[Dataset records]
++++++++++

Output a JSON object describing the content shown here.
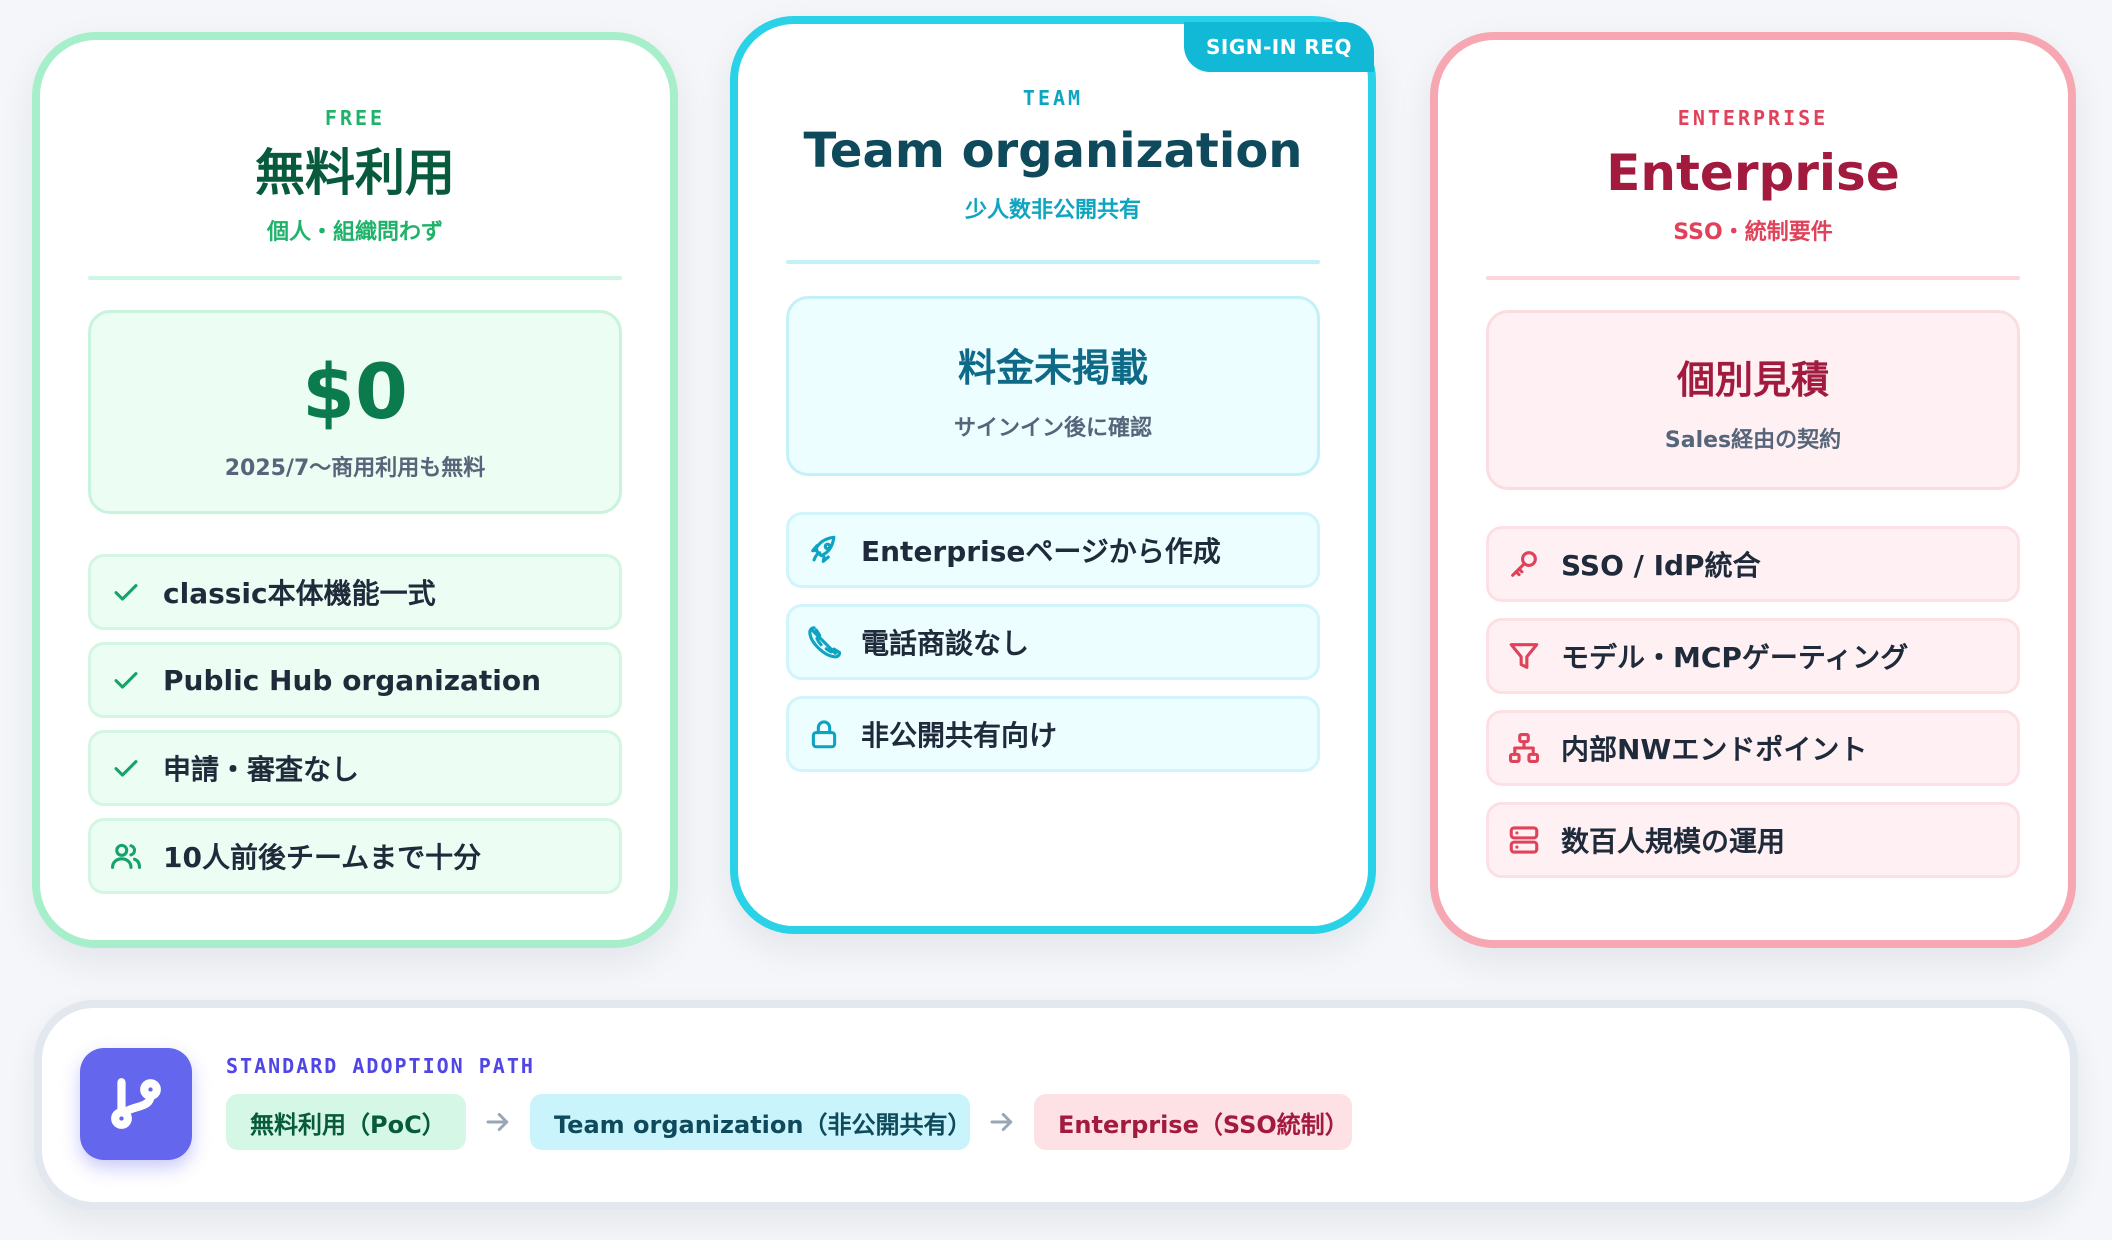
{
  "plans": {
    "free": {
      "tier": "FREE",
      "title": "無料利用",
      "subtitle": "個人・組織問わず",
      "price": "$0",
      "price_note": "2025/7〜商用利用も無料",
      "accent_color": "#1fb26a",
      "features": [
        {
          "icon": "check-icon",
          "label": "classic本体機能一式"
        },
        {
          "icon": "check-icon",
          "label": "Public Hub organization"
        },
        {
          "icon": "check-icon",
          "label": "申請・審査なし"
        },
        {
          "icon": "users-icon",
          "label": "10人前後チームまで十分"
        }
      ]
    },
    "team": {
      "badge": "SIGN-IN REQ",
      "tier": "TEAM",
      "title": "Team organization",
      "subtitle": "少人数非公開共有",
      "price": "料金未掲載",
      "price_note": "サインイン後に確認",
      "accent_color": "#12b9d6",
      "features": [
        {
          "icon": "rocket-icon",
          "label": "Enterpriseページから作成"
        },
        {
          "icon": "phone-off-icon",
          "label": "電話商談なし"
        },
        {
          "icon": "lock-icon",
          "label": "非公開共有向け"
        }
      ]
    },
    "enterprise": {
      "tier": "ENTERPRISE",
      "title": "Enterprise",
      "subtitle": "SSO・統制要件",
      "price": "個別見積",
      "price_note": "Sales経由の契約",
      "accent_color": "#e0425a",
      "features": [
        {
          "icon": "key-icon",
          "label": "SSO / IdP統合"
        },
        {
          "icon": "filter-icon",
          "label": "モデル・MCPゲーティング"
        },
        {
          "icon": "network-icon",
          "label": "内部NWエンドポイント"
        },
        {
          "icon": "server-icon",
          "label": "数百人規模の運用"
        }
      ]
    }
  },
  "adoption_path": {
    "label": "STANDARD ADOPTION PATH",
    "icon": "git-branch-icon",
    "steps": [
      "無料利用（PoC）",
      "Team organization（非公開共有）",
      "Enterprise（SSO統制）"
    ],
    "arrow_icon": "arrow-right-icon"
  }
}
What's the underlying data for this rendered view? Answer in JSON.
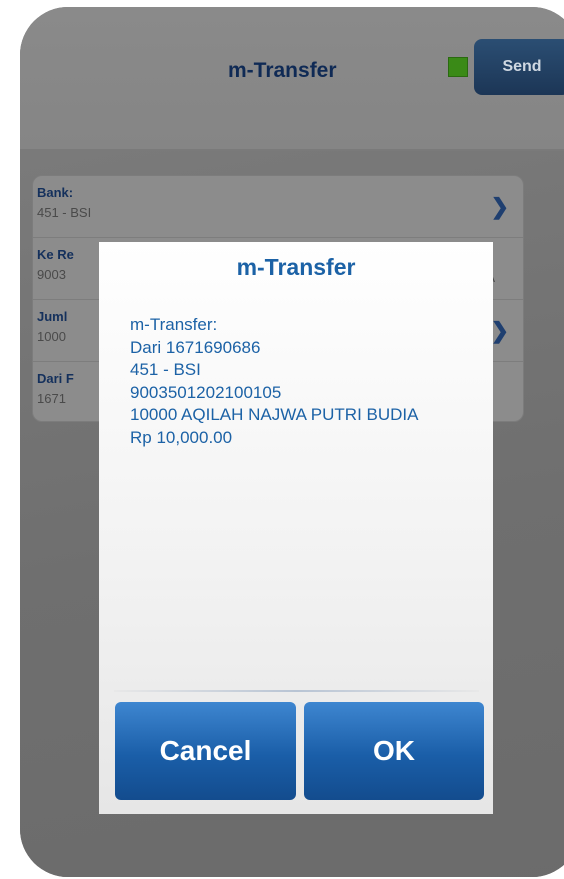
{
  "header": {
    "title": "m-Transfer",
    "send_label": "Send",
    "status_color": "#3a8a17"
  },
  "form": {
    "rows": [
      {
        "label": "Bank:",
        "value": "451 - BSI"
      },
      {
        "label": "Ke Re",
        "value": "9003",
        "tail": "IA"
      },
      {
        "label": "Juml",
        "value": "1000"
      },
      {
        "label": "Dari F",
        "value": "1671"
      }
    ]
  },
  "dialog": {
    "title": "m-Transfer",
    "lines": [
      "m-Transfer:",
      "Dari 1671690686",
      "451 - BSI",
      "9003501202100105",
      "10000 AQILAH NAJWA PUTRI BUDIA",
      "Rp 10,000.00"
    ],
    "cancel_label": "Cancel",
    "ok_label": "OK",
    "accent_color": "#1c62a6"
  }
}
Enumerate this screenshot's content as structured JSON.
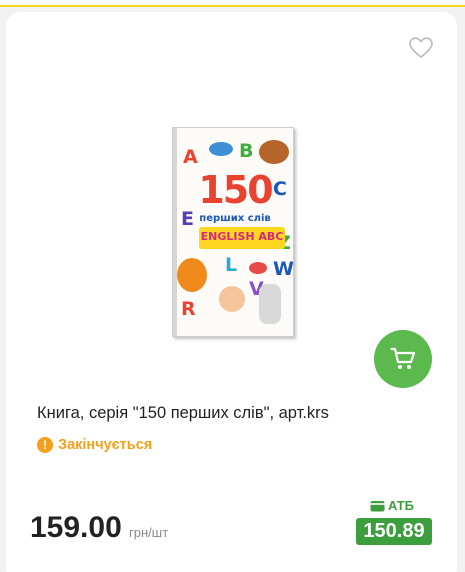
{
  "product": {
    "title": "Книга, серія \"150 перших слів\", арт.krs",
    "image_alt": "Книга 150 перших слів English ABC",
    "stock_status": "Закінчується",
    "price": "159.00",
    "unit": "грн/шт",
    "promo": {
      "store": "АТБ",
      "price": "150.89"
    }
  },
  "cover": {
    "number": "150",
    "subtitle": "перших слів",
    "banner": "ENGLISH ABC",
    "letters": [
      "A",
      "B",
      "C",
      "E",
      "Z",
      "L",
      "W",
      "V",
      "R"
    ]
  },
  "colors": {
    "accent_green": "#5bb94e",
    "promo_green": "#3d9e3e",
    "warning_orange": "#f5a01a",
    "top_stripe": "#f4d41c"
  },
  "icons": {
    "favorite": "heart-outline-icon",
    "cart": "shopping-cart-icon",
    "stock": "exclamation-circle-icon",
    "promo": "wallet-icon"
  }
}
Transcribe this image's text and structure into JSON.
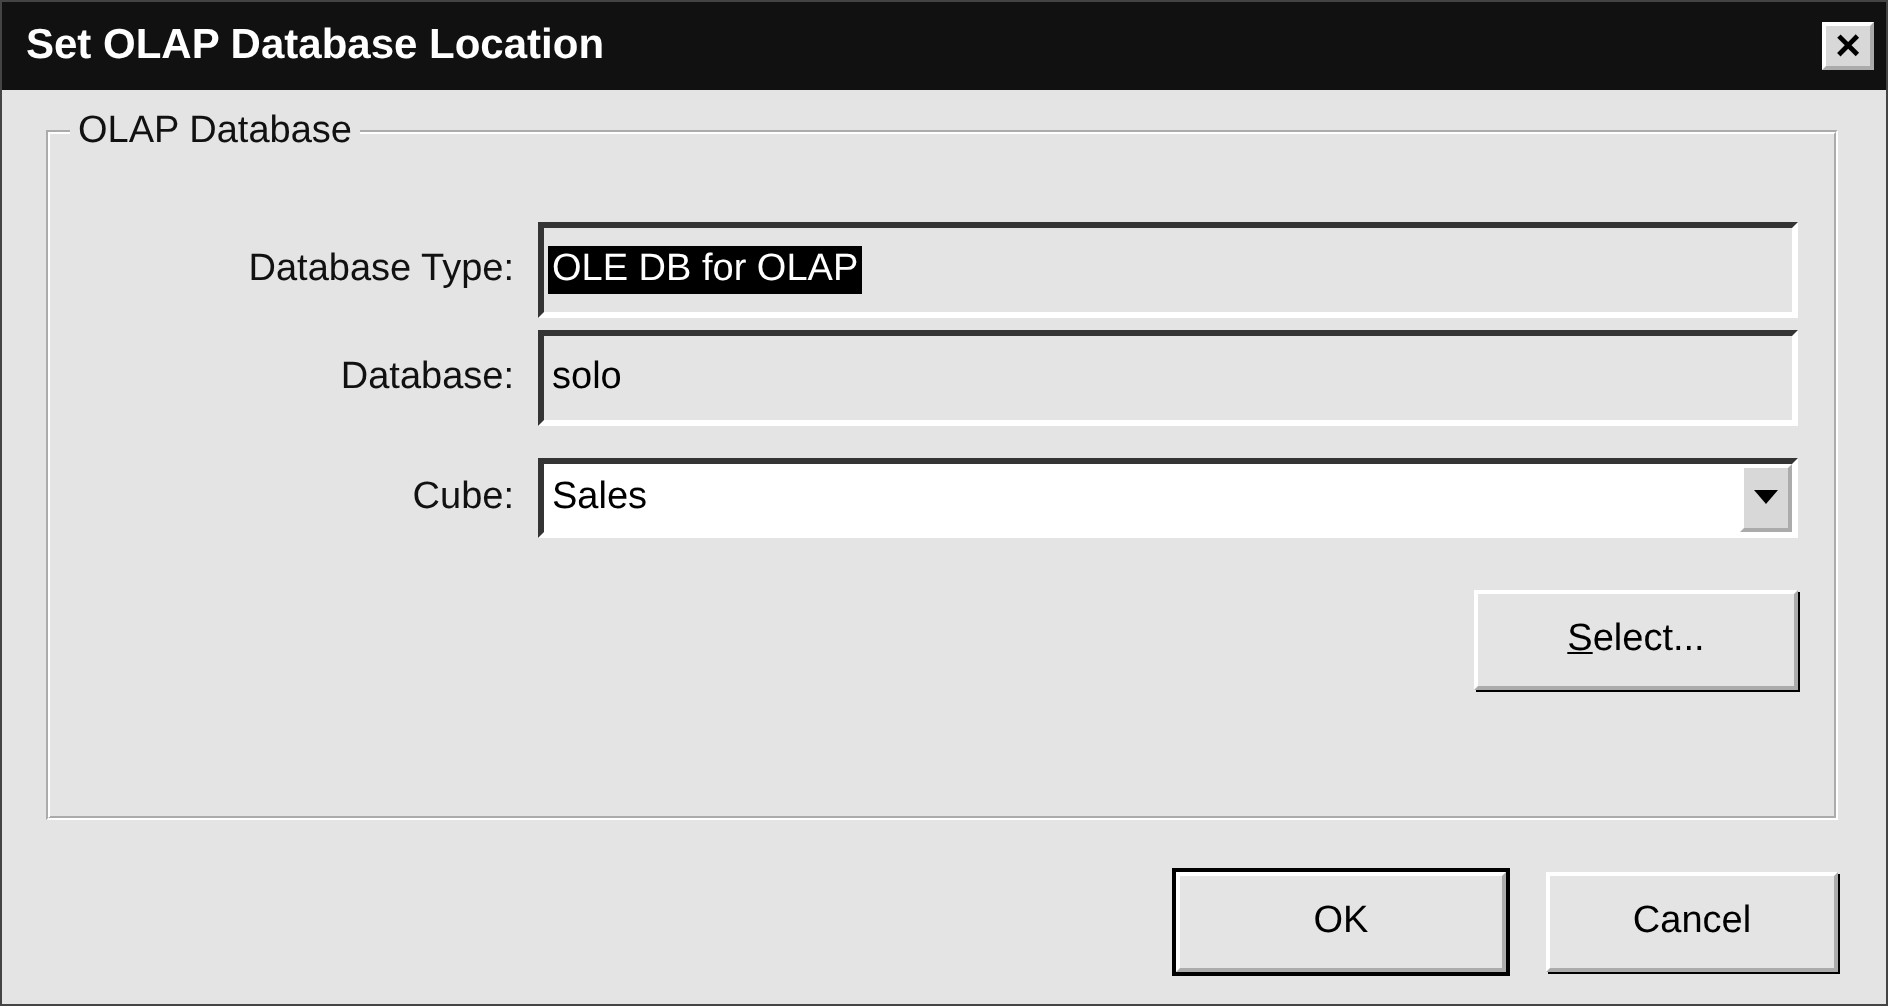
{
  "window": {
    "title": "Set OLAP Database Location",
    "close": "×"
  },
  "group": {
    "title": "OLAP Database",
    "fields": [
      {
        "kind": "text",
        "label": "Database Type:",
        "value": "OLE DB for OLAP",
        "selected": true,
        "disabled": true
      },
      {
        "kind": "text",
        "label": "Database:",
        "value": "solo",
        "selected": false,
        "disabled": true
      },
      {
        "kind": "combo",
        "label": "Cube:",
        "value": "Sales",
        "selected": false,
        "disabled": false
      }
    ],
    "select_button": {
      "mnemonic": "S",
      "rest": "elect..."
    }
  },
  "buttons": [
    {
      "label": "OK",
      "default": true
    },
    {
      "label": "Cancel",
      "default": false
    }
  ]
}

++++++++++

Task instructions
Make an exact reproduction of the listing above, without any pictures.

The response
Output a JSON object describing the content shown here.
{
  "plans": {
    "free": {
      "tier": "FREE",
      "title": "無料利用",
      "subtitle": "個人・組織問わず",
      "price": "$0",
      "price_note": "2025/7〜商用利用も無料",
      "accent_color": "#1fb26a",
      "features": [
        {
          "icon": "check-icon",
          "label": "classic本体機能一式"
        },
        {
          "icon": "check-icon",
          "label": "Public Hub organization"
        },
        {
          "icon": "check-icon",
          "label": "申請・審査なし"
        },
        {
          "icon": "users-icon",
          "label": "10人前後チームまで十分"
        }
      ]
    },
    "team": {
      "badge": "SIGN-IN REQ",
      "tier": "TEAM",
      "title": "Team organization",
      "subtitle": "少人数非公開共有",
      "price": "料金未掲載",
      "price_note": "サインイン後に確認",
      "accent_color": "#12b9d6",
      "features": [
        {
          "icon": "rocket-icon",
          "label": "Enterpriseページから作成"
        },
        {
          "icon": "phone-off-icon",
          "label": "電話商談なし"
        },
        {
          "icon": "lock-icon",
          "label": "非公開共有向け"
        }
      ]
    },
    "enterprise": {
      "tier": "ENTERPRISE",
      "title": "Enterprise",
      "subtitle": "SSO・統制要件",
      "price": "個別見積",
      "price_note": "Sales経由の契約",
      "accent_color": "#e0425a",
      "features": [
        {
          "icon": "key-icon",
          "label": "SSO / IdP統合"
        },
        {
          "icon": "filter-icon",
          "label": "モデル・MCPゲーティング"
        },
        {
          "icon": "network-icon",
          "label": "内部NWエンドポイント"
        },
        {
          "icon": "server-icon",
          "label": "数百人規模の運用"
        }
      ]
    }
  },
  "adoption_path": {
    "label": "STANDARD ADOPTION PATH",
    "icon": "git-branch-icon",
    "steps": [
      "無料利用（PoC）",
      "Team organization（非公開共有）",
      "Enterprise（SSO統制）"
    ],
    "arrow_icon": "arrow-right-icon"
  }
}
What's the underlying data for this rendered view? Answer in JSON.
{
  "header": {
    "title": "m-Transfer",
    "send_label": "Send",
    "status_color": "#3a8a17"
  },
  "form": {
    "rows": [
      {
        "label": "Bank:",
        "value": "451 - BSI"
      },
      {
        "label": "Ke Re",
        "value": "9003",
        "tail": "IA"
      },
      {
        "label": "Juml",
        "value": "1000"
      },
      {
        "label": "Dari F",
        "value": "1671"
      }
    ]
  },
  "dialog": {
    "title": "m-Transfer",
    "lines": [
      "m-Transfer:",
      "Dari 1671690686",
      "451 - BSI",
      "9003501202100105",
      "10000 AQILAH NAJWA PUTRI BUDIA",
      "Rp 10,000.00"
    ],
    "cancel_label": "Cancel",
    "ok_label": "OK",
    "accent_color": "#1c62a6"
  }
}
Enumerate this screenshot's content as structured JSON.
{
  "product": {
    "title": "Книга, серія \"150 перших слів\", арт.krs",
    "image_alt": "Книга 150 перших слів English ABC",
    "stock_status": "Закінчується",
    "price": "159.00",
    "unit": "грн/шт",
    "promo": {
      "store": "АТБ",
      "price": "150.89"
    }
  },
  "cover": {
    "number": "150",
    "subtitle": "перших слів",
    "banner": "ENGLISH ABC",
    "letters": [
      "A",
      "B",
      "C",
      "E",
      "Z",
      "L",
      "W",
      "V",
      "R"
    ]
  },
  "colors": {
    "accent_green": "#5bb94e",
    "promo_green": "#3d9e3e",
    "warning_orange": "#f5a01a",
    "top_stripe": "#f4d41c"
  },
  "icons": {
    "favorite": "heart-outline-icon",
    "cart": "shopping-cart-icon",
    "stock": "exclamation-circle-icon",
    "promo": "wallet-icon"
  }
}
Transcribe this image's text and structure into JSON.
{
  "window": {
    "title": "Set OLAP Database Location",
    "close": "×"
  },
  "group": {
    "title": "OLAP Database",
    "fields": [
      {
        "kind": "text",
        "label": "Database Type:",
        "value": "OLE DB for OLAP",
        "selected": true,
        "disabled": true
      },
      {
        "kind": "text",
        "label": "Database:",
        "value": "solo",
        "selected": false,
        "disabled": true
      },
      {
        "kind": "combo",
        "label": "Cube:",
        "value": "Sales",
        "selected": false,
        "disabled": false
      }
    ],
    "select_button": {
      "mnemonic": "S",
      "rest": "elect..."
    }
  },
  "buttons": [
    {
      "label": "OK",
      "default": true
    },
    {
      "label": "Cancel",
      "default": false
    }
  ]
}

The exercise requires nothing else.